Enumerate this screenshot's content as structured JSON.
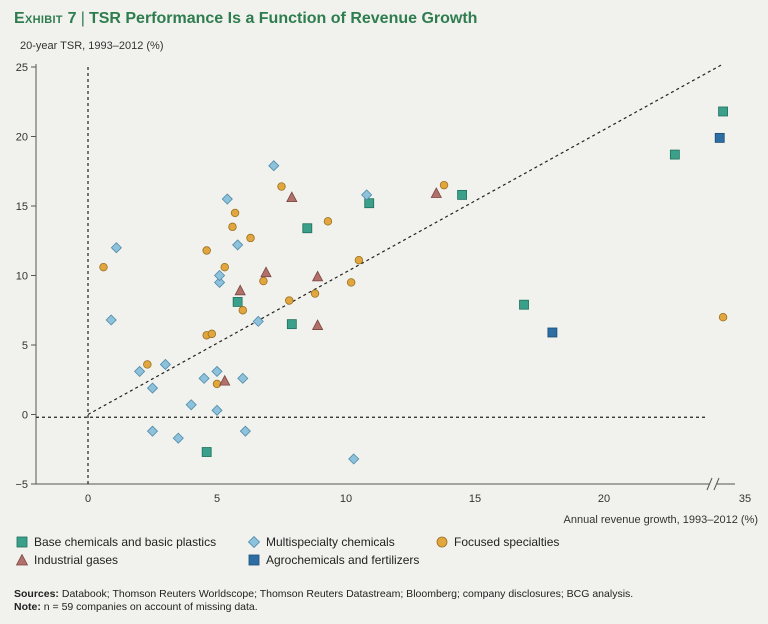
{
  "header": {
    "exhibit": "Exhibit 7",
    "separator": "|",
    "title": "TSR Performance Is a Function of Revenue Growth"
  },
  "colors": {
    "title": "#2e7d4f",
    "base_chem": "#3aa08a",
    "multi_spec": "#8ec2dc",
    "focused": "#e1a63d",
    "industrial": "#b1706a",
    "agro": "#2f6ea5"
  },
  "chart_data": {
    "type": "scatter",
    "ylabel": "20-year TSR, 1993–2012 (%)",
    "xlabel": "Annual revenue growth, 1993–2012 (%)",
    "xlim": [
      -2,
      35
    ],
    "ylim": [
      -5,
      25
    ],
    "x_ticks": [
      "0",
      "5",
      "10",
      "15",
      "20",
      "35"
    ],
    "y_ticks": [
      "25",
      "20",
      "15",
      "10",
      "5",
      "0",
      "−5"
    ],
    "axis_break": "x axis broken between 20 and 35",
    "trend_line": {
      "from": [
        0,
        0
      ],
      "to": [
        24.3,
        25.2
      ],
      "style": "dashed"
    },
    "reference_lines": [
      "x = 0 (dashed)",
      "y = 0 (dashed)"
    ],
    "series": [
      {
        "name": "Base chemicals and basic plastics",
        "marker": "square",
        "points": [
          [
            4.6,
            -2.7
          ],
          [
            5.8,
            8.1
          ],
          [
            7.9,
            6.5
          ],
          [
            8.5,
            13.4
          ],
          [
            10.9,
            15.2
          ],
          [
            14.5,
            15.8
          ],
          [
            16.9,
            7.9
          ],
          [
            21.3,
            18.7
          ],
          [
            24.4,
            21.8
          ]
        ]
      },
      {
        "name": "Multispecialty chemicals",
        "marker": "diamond",
        "points": [
          [
            0.9,
            6.8
          ],
          [
            1.1,
            12.0
          ],
          [
            2.0,
            3.1
          ],
          [
            2.5,
            -1.2
          ],
          [
            2.5,
            1.9
          ],
          [
            3.0,
            3.6
          ],
          [
            3.5,
            -1.7
          ],
          [
            4.0,
            0.7
          ],
          [
            4.5,
            2.6
          ],
          [
            5.0,
            3.1
          ],
          [
            5.0,
            0.3
          ],
          [
            5.1,
            9.5
          ],
          [
            5.1,
            10.0
          ],
          [
            5.4,
            15.5
          ],
          [
            5.8,
            12.2
          ],
          [
            6.0,
            2.6
          ],
          [
            6.1,
            -1.2
          ],
          [
            6.6,
            6.7
          ],
          [
            7.2,
            17.9
          ],
          [
            10.3,
            -3.2
          ],
          [
            10.8,
            15.8
          ]
        ]
      },
      {
        "name": "Focused specialties",
        "marker": "circle",
        "points": [
          [
            0.6,
            10.6
          ],
          [
            2.3,
            3.6
          ],
          [
            4.6,
            5.7
          ],
          [
            4.6,
            11.8
          ],
          [
            4.8,
            5.8
          ],
          [
            5.0,
            2.2
          ],
          [
            5.3,
            10.6
          ],
          [
            5.6,
            13.5
          ],
          [
            5.7,
            14.5
          ],
          [
            6.0,
            7.5
          ],
          [
            6.3,
            12.7
          ],
          [
            6.8,
            9.6
          ],
          [
            7.5,
            16.4
          ],
          [
            7.8,
            8.2
          ],
          [
            8.8,
            8.7
          ],
          [
            9.3,
            13.9
          ],
          [
            10.2,
            9.5
          ],
          [
            10.5,
            11.1
          ],
          [
            13.8,
            16.5
          ],
          [
            24.4,
            7.0
          ]
        ]
      },
      {
        "name": "Industrial gases",
        "marker": "triangle",
        "points": [
          [
            5.3,
            2.4
          ],
          [
            5.9,
            8.9
          ],
          [
            6.9,
            10.2
          ],
          [
            7.9,
            15.6
          ],
          [
            8.9,
            6.4
          ],
          [
            8.9,
            9.9
          ],
          [
            13.5,
            15.9
          ]
        ]
      },
      {
        "name": "Agrochemicals and fertilizers",
        "marker": "square",
        "points": [
          [
            18.0,
            5.9
          ],
          [
            23.6,
            19.9
          ]
        ]
      }
    ]
  },
  "legend": {
    "base_chem": "Base chemicals and basic plastics",
    "multi_spec": "Multispecialty chemicals",
    "focused": "Focused specialties",
    "industrial": "Industrial gases",
    "agro": "Agrochemicals and fertilizers"
  },
  "footer": {
    "sources_label": "Sources:",
    "sources_text": "Databook; Thomson Reuters Worldscope; Thomson Reuters Datastream; Bloomberg; company disclosures; BCG analysis.",
    "note_label": "Note:",
    "note_text": "n = 59 companies on account of missing data."
  }
}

▸ Task:
Verbatim reproduction of every record is required; images are left out.

▸ Full output:
Enumerate this screenshot's content as structured JSON.
{
  "header": {
    "exhibit": "Exhibit 7",
    "separator": "|",
    "title": "TSR Performance Is a Function of Revenue Growth"
  },
  "colors": {
    "title": "#2e7d4f",
    "base_chem": "#3aa08a",
    "multi_spec": "#8ec2dc",
    "focused": "#e1a63d",
    "industrial": "#b1706a",
    "agro": "#2f6ea5"
  },
  "chart_data": {
    "type": "scatter",
    "ylabel": "20-year TSR, 1993–2012 (%)",
    "xlabel": "Annual revenue growth, 1993–2012 (%)",
    "xlim": [
      -2,
      35
    ],
    "ylim": [
      -5,
      25
    ],
    "x_ticks": [
      "0",
      "5",
      "10",
      "15",
      "20",
      "35"
    ],
    "y_ticks": [
      "25",
      "20",
      "15",
      "10",
      "5",
      "0",
      "−5"
    ],
    "axis_break": "x axis broken between 20 and 35",
    "trend_line": {
      "from": [
        0,
        0
      ],
      "to": [
        24.3,
        25.2
      ],
      "style": "dashed"
    },
    "reference_lines": [
      "x = 0 (dashed)",
      "y = 0 (dashed)"
    ],
    "series": [
      {
        "name": "Base chemicals and basic plastics",
        "marker": "square",
        "points": [
          [
            4.6,
            -2.7
          ],
          [
            5.8,
            8.1
          ],
          [
            7.9,
            6.5
          ],
          [
            8.5,
            13.4
          ],
          [
            10.9,
            15.2
          ],
          [
            14.5,
            15.8
          ],
          [
            16.9,
            7.9
          ],
          [
            21.3,
            18.7
          ],
          [
            24.4,
            21.8
          ]
        ]
      },
      {
        "name": "Multispecialty chemicals",
        "marker": "diamond",
        "points": [
          [
            0.9,
            6.8
          ],
          [
            1.1,
            12.0
          ],
          [
            2.0,
            3.1
          ],
          [
            2.5,
            -1.2
          ],
          [
            2.5,
            1.9
          ],
          [
            3.0,
            3.6
          ],
          [
            3.5,
            -1.7
          ],
          [
            4.0,
            0.7
          ],
          [
            4.5,
            2.6
          ],
          [
            5.0,
            3.1
          ],
          [
            5.0,
            0.3
          ],
          [
            5.1,
            9.5
          ],
          [
            5.1,
            10.0
          ],
          [
            5.4,
            15.5
          ],
          [
            5.8,
            12.2
          ],
          [
            6.0,
            2.6
          ],
          [
            6.1,
            -1.2
          ],
          [
            6.6,
            6.7
          ],
          [
            7.2,
            17.9
          ],
          [
            10.3,
            -3.2
          ],
          [
            10.8,
            15.8
          ]
        ]
      },
      {
        "name": "Focused specialties",
        "marker": "circle",
        "points": [
          [
            0.6,
            10.6
          ],
          [
            2.3,
            3.6
          ],
          [
            4.6,
            5.7
          ],
          [
            4.6,
            11.8
          ],
          [
            4.8,
            5.8
          ],
          [
            5.0,
            2.2
          ],
          [
            5.3,
            10.6
          ],
          [
            5.6,
            13.5
          ],
          [
            5.7,
            14.5
          ],
          [
            6.0,
            7.5
          ],
          [
            6.3,
            12.7
          ],
          [
            6.8,
            9.6
          ],
          [
            7.5,
            16.4
          ],
          [
            7.8,
            8.2
          ],
          [
            8.8,
            8.7
          ],
          [
            9.3,
            13.9
          ],
          [
            10.2,
            9.5
          ],
          [
            10.5,
            11.1
          ],
          [
            13.8,
            16.5
          ],
          [
            24.4,
            7.0
          ]
        ]
      },
      {
        "name": "Industrial gases",
        "marker": "triangle",
        "points": [
          [
            5.3,
            2.4
          ],
          [
            5.9,
            8.9
          ],
          [
            6.9,
            10.2
          ],
          [
            7.9,
            15.6
          ],
          [
            8.9,
            6.4
          ],
          [
            8.9,
            9.9
          ],
          [
            13.5,
            15.9
          ]
        ]
      },
      {
        "name": "Agrochemicals and fertilizers",
        "marker": "square",
        "points": [
          [
            18.0,
            5.9
          ],
          [
            23.6,
            19.9
          ]
        ]
      }
    ]
  },
  "legend": {
    "base_chem": "Base chemicals and basic plastics",
    "multi_spec": "Multispecialty chemicals",
    "focused": "Focused specialties",
    "industrial": "Industrial gases",
    "agro": "Agrochemicals and fertilizers"
  },
  "footer": {
    "sources_label": "Sources:",
    "sources_text": "Databook; Thomson Reuters Worldscope; Thomson Reuters Datastream; Bloomberg; company disclosures; BCG analysis.",
    "note_label": "Note:",
    "note_text": "n = 59 companies on account of missing data."
  }
}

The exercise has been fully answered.